--- Requirement ---
Locate all lines in the data below that hold "Gene" and show them.

--- Excerpted data ---
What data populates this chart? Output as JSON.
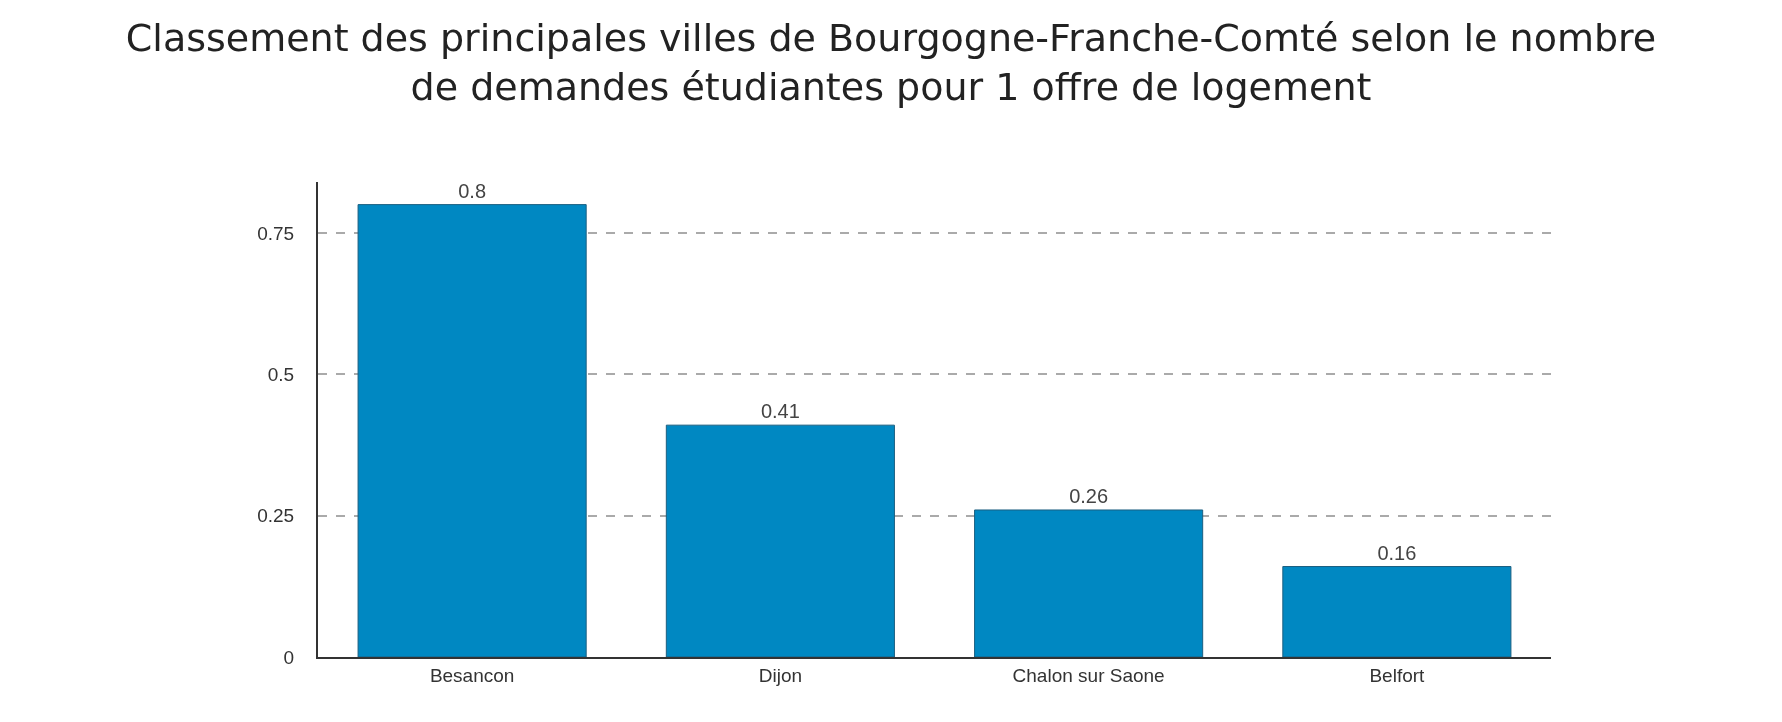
{
  "chart_data": {
    "type": "bar",
    "title": "Classement des principales villes de Bourgogne-Franche-Comté selon le nombre\nde demandes étudiantes pour 1 offre de logement",
    "categories": [
      "Besancon",
      "Dijon",
      "Chalon sur Saone",
      "Belfort"
    ],
    "values": [
      0.8,
      0.41,
      0.26,
      0.16
    ],
    "color": "#0088c2",
    "ylim": [
      0,
      0.84
    ],
    "yticks": [
      0,
      0.25,
      0.5,
      0.75
    ],
    "grid": "y",
    "data_labels": true
  }
}
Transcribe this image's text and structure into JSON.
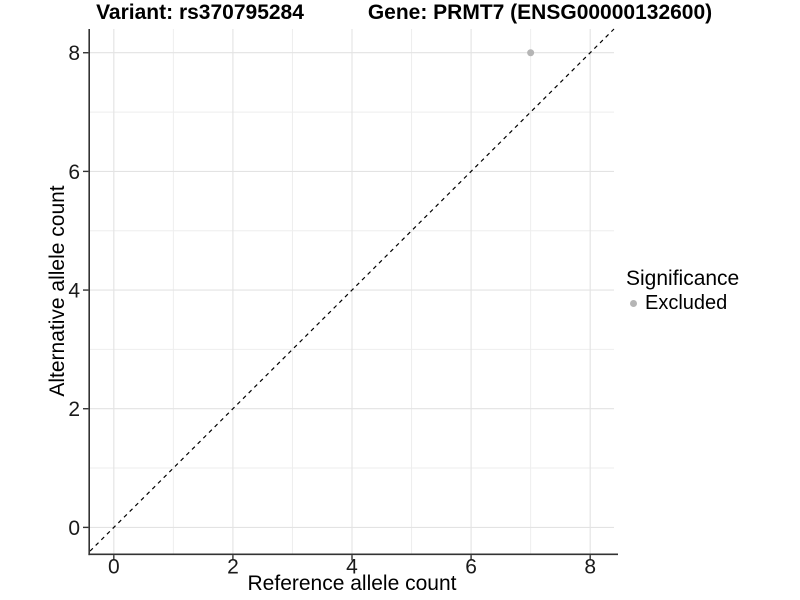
{
  "header": {
    "variant_title": "Variant: rs370795284",
    "gene_title": "Gene: PRMT7 (ENSG00000132600)"
  },
  "legend": {
    "title": "Significance",
    "position": "right",
    "items": [
      {
        "label": "Excluded",
        "color": "#b5b5b5"
      }
    ]
  },
  "colors": {
    "background": "#ffffff",
    "grid_major": "#e3e3e3",
    "grid_minor": "#eeeeee",
    "axis_line": "#333333",
    "tick_label": "#1a1a1a",
    "identity_line": "#000000",
    "point_excluded": "#b5b5b5"
  },
  "chart_data": {
    "type": "scatter",
    "title": "Variant: rs370795284 — Gene: PRMT7 (ENSG00000132600)",
    "xlabel": "Reference allele count",
    "ylabel": "Alternative allele count",
    "xlim": [
      -0.4,
      8.4
    ],
    "ylim": [
      -0.44,
      8.4
    ],
    "x_ticks": [
      0,
      2,
      4,
      6,
      8
    ],
    "y_ticks": [
      0,
      2,
      4,
      6,
      8
    ],
    "x_minor_ticks": [
      1,
      3,
      5,
      7
    ],
    "y_minor_ticks": [
      1,
      3,
      5,
      7
    ],
    "grid": true,
    "legend_position": "right",
    "series": [
      {
        "name": "Excluded",
        "color": "#b5b5b5",
        "points": [
          {
            "x": 7,
            "y": 8
          }
        ]
      }
    ],
    "reference_line": {
      "kind": "identity",
      "equation": "y = x",
      "style": "dashed",
      "color": "#000000"
    }
  }
}
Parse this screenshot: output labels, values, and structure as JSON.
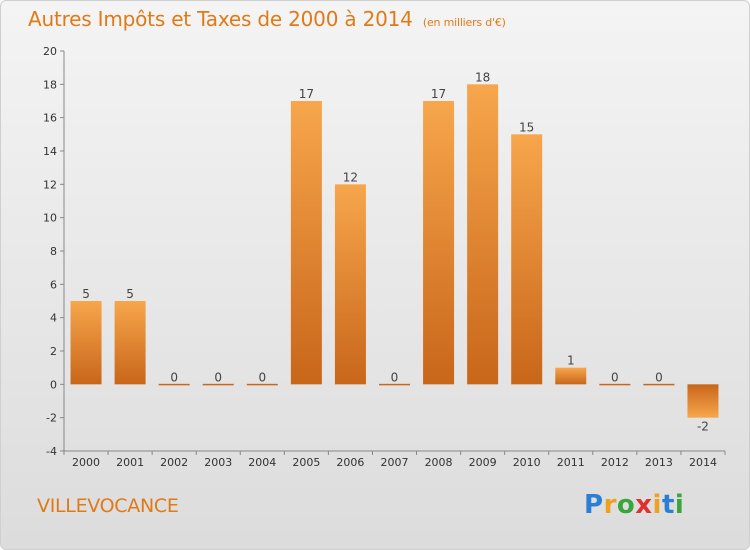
{
  "header": {
    "title": "Autres Impôts et Taxes de 2000 à 2014",
    "subtitle": "(en milliers d'€)"
  },
  "footer": {
    "commune": "VILLEVOCANCE",
    "logo": {
      "letters": [
        "P",
        "r",
        "o",
        "x",
        "i",
        "t",
        "i"
      ],
      "colors": [
        "#2a7fd4",
        "#f0a020",
        "#3aa53a",
        "#e03030",
        "#f0a020",
        "#2a7fd4",
        "#3aa53a"
      ]
    }
  },
  "chart_data": {
    "type": "bar",
    "categories": [
      "2000",
      "2001",
      "2002",
      "2003",
      "2004",
      "2005",
      "2006",
      "2007",
      "2008",
      "2009",
      "2010",
      "2011",
      "2012",
      "2013",
      "2014"
    ],
    "values": [
      5,
      5,
      0,
      0,
      0,
      17,
      12,
      0,
      17,
      18,
      15,
      1,
      0,
      0,
      -2
    ],
    "data_labels": [
      "5",
      "5",
      "0",
      "0",
      "0",
      "17",
      "12",
      "0",
      "17",
      "18",
      "15",
      "1",
      "0",
      "0",
      "-2"
    ],
    "ylim": [
      -4,
      20
    ],
    "yticks": [
      -4,
      -2,
      0,
      2,
      4,
      6,
      8,
      10,
      12,
      14,
      16,
      18,
      20
    ],
    "grid": false,
    "colors": {
      "bar_light": "#f7a64c",
      "bar_dark": "#c8661a",
      "axis": "#888888"
    }
  }
}
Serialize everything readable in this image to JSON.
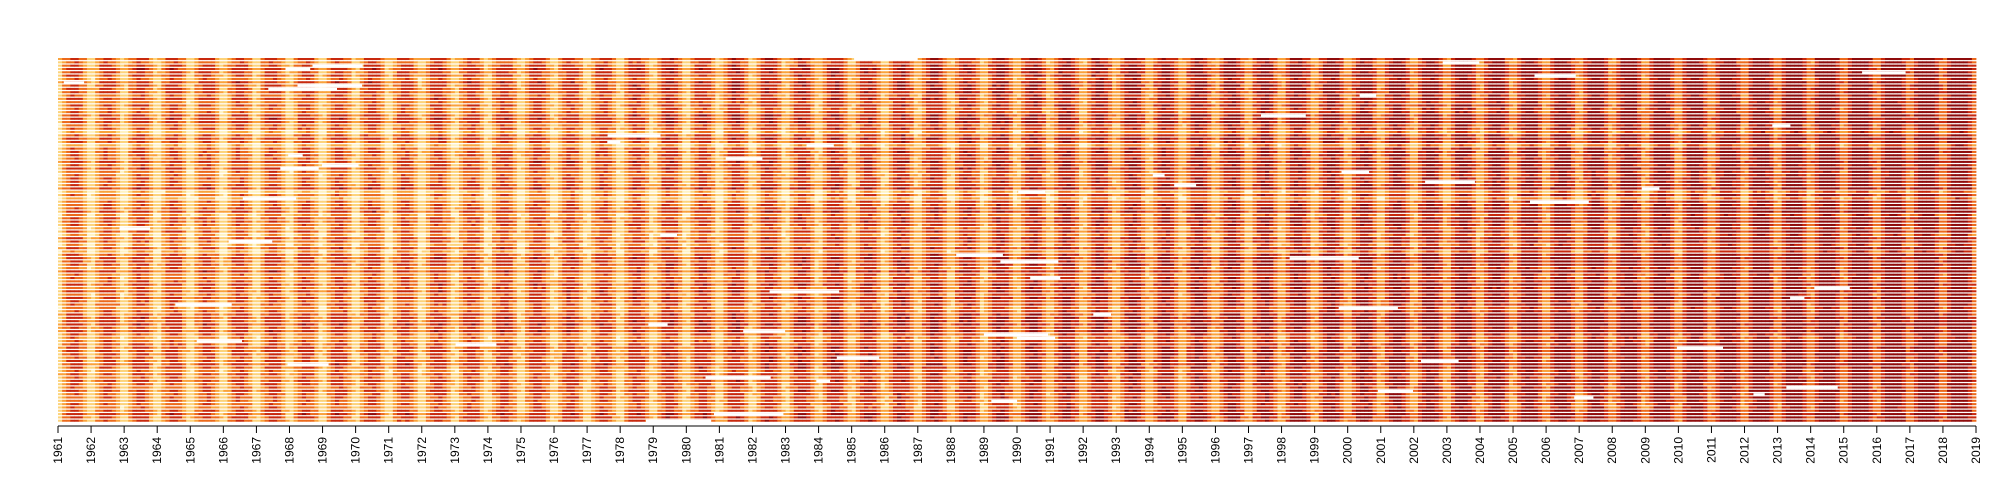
{
  "chart_data": {
    "type": "heatmap",
    "title": "",
    "xlabel": "",
    "ylabel": "",
    "x_range": [
      1961,
      2019
    ],
    "tick_labels": [
      "1961",
      "1962",
      "1963",
      "1964",
      "1965",
      "1966",
      "1967",
      "1968",
      "1969",
      "1970",
      "1971",
      "1972",
      "1973",
      "1974",
      "1975",
      "1976",
      "1977",
      "1978",
      "1979",
      "1980",
      "1981",
      "1982",
      "1983",
      "1984",
      "1985",
      "1986",
      "1987",
      "1988",
      "1989",
      "1990",
      "1991",
      "1992",
      "1993",
      "1994",
      "1995",
      "1996",
      "1997",
      "1998",
      "1999",
      "2000",
      "2001",
      "2002",
      "2003",
      "2004",
      "2005",
      "2006",
      "2007",
      "2008",
      "2009",
      "2010",
      "2011",
      "2012",
      "2013",
      "2014",
      "2015",
      "2016",
      "2017",
      "2018",
      "2019"
    ],
    "row_count": 110,
    "color_scale": [
      "#fff3c4",
      "#fcd37a",
      "#f9a23b",
      "#ec6a1c",
      "#c8290e",
      "#8f0c0c"
    ],
    "missing_color": "#ffffff",
    "trend": "values increase toward later years; each year shows a light-to-dark seasonal cycle",
    "yearly_mean_intensity": [
      0.45,
      0.44,
      0.46,
      0.45,
      0.44,
      0.45,
      0.46,
      0.45,
      0.47,
      0.46,
      0.45,
      0.47,
      0.46,
      0.47,
      0.48,
      0.47,
      0.46,
      0.48,
      0.5,
      0.49,
      0.51,
      0.53,
      0.52,
      0.54,
      0.53,
      0.55,
      0.56,
      0.55,
      0.57,
      0.58,
      0.59,
      0.58,
      0.6,
      0.59,
      0.61,
      0.62,
      0.61,
      0.63,
      0.64,
      0.63,
      0.65,
      0.66,
      0.67,
      0.66,
      0.68,
      0.69,
      0.68,
      0.7,
      0.71,
      0.7,
      0.72,
      0.73,
      0.74,
      0.75,
      0.76,
      0.77,
      0.78,
      0.79,
      0.8
    ]
  }
}
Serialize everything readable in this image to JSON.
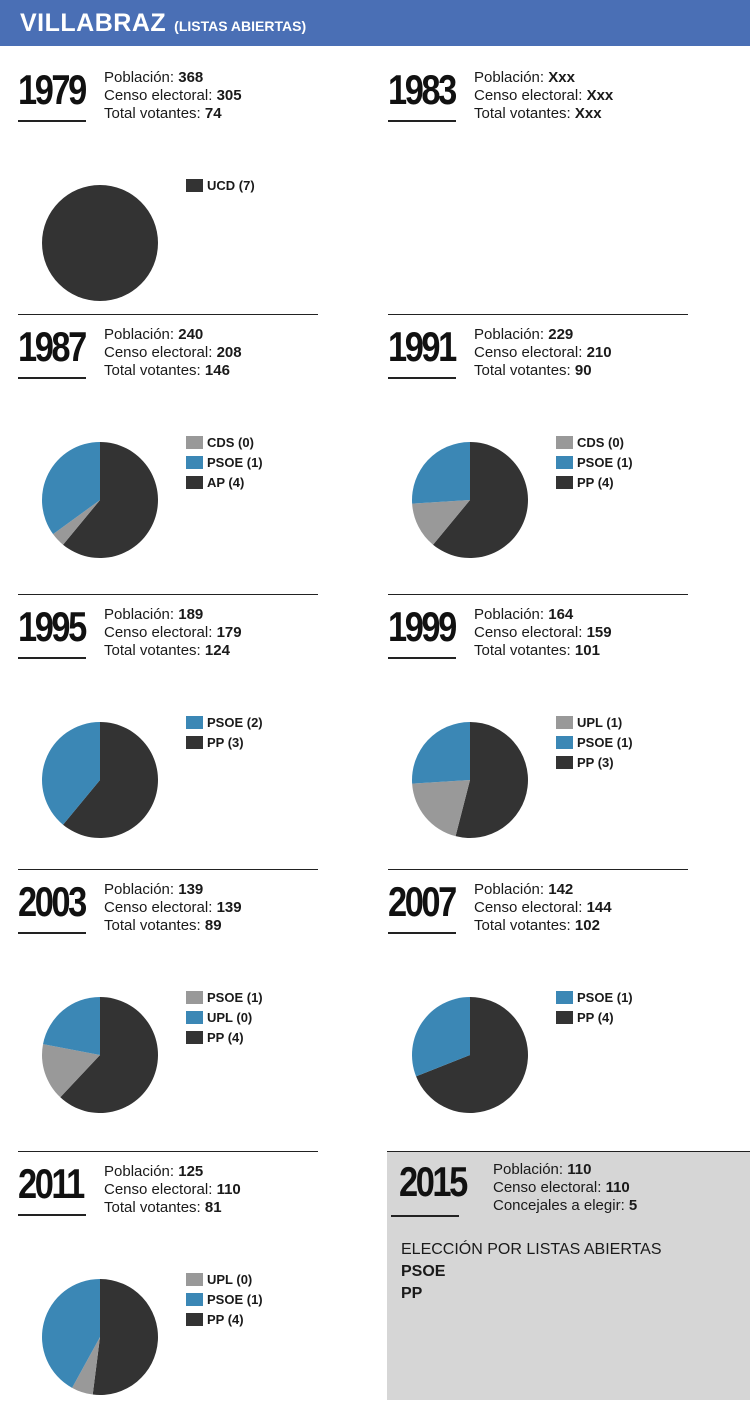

--- Solution to this task ---
    "gene_title": "Gene: PRMT7 (ENSG00000132600)"
    "title": "Variant: rs370795284 — Gene: PRMT7 (ENSG00000132600)",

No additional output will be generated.